* _What you will do_:
Find the lines below that contain the word "Larger" and count them. Only the number should be given.

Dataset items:
——————
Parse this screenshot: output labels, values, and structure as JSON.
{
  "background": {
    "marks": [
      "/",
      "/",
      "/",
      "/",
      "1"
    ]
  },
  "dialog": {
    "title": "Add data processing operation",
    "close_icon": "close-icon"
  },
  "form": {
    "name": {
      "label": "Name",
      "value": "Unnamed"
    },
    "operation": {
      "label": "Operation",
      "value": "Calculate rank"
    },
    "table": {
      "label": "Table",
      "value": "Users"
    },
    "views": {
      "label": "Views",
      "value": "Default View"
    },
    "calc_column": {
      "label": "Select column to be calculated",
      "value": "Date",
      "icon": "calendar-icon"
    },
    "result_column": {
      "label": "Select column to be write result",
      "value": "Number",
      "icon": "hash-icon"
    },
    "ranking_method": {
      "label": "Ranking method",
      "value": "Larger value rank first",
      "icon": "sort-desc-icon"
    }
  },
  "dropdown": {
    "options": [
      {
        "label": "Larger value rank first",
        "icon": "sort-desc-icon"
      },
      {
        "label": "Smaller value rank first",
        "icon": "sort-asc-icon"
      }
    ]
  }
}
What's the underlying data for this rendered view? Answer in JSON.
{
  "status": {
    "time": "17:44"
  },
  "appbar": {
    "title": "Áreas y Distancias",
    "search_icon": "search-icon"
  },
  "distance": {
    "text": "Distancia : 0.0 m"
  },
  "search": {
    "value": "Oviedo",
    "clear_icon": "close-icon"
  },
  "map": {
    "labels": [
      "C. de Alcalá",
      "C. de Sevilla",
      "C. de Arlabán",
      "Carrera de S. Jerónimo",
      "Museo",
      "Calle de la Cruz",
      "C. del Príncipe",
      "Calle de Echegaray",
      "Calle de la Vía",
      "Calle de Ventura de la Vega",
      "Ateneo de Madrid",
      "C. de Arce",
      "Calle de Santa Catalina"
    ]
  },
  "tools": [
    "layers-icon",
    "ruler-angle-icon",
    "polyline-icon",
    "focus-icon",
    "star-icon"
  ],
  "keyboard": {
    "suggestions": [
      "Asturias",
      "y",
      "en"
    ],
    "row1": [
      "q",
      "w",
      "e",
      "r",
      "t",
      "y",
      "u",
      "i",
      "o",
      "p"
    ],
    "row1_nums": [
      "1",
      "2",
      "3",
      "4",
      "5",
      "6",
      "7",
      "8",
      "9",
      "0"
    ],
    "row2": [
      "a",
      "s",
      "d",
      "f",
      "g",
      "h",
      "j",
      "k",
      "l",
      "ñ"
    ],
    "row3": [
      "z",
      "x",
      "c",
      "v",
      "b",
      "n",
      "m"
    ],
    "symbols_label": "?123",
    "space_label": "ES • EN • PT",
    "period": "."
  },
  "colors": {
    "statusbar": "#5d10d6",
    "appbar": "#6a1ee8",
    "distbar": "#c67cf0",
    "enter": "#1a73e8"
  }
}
——————
* _Reply_:
2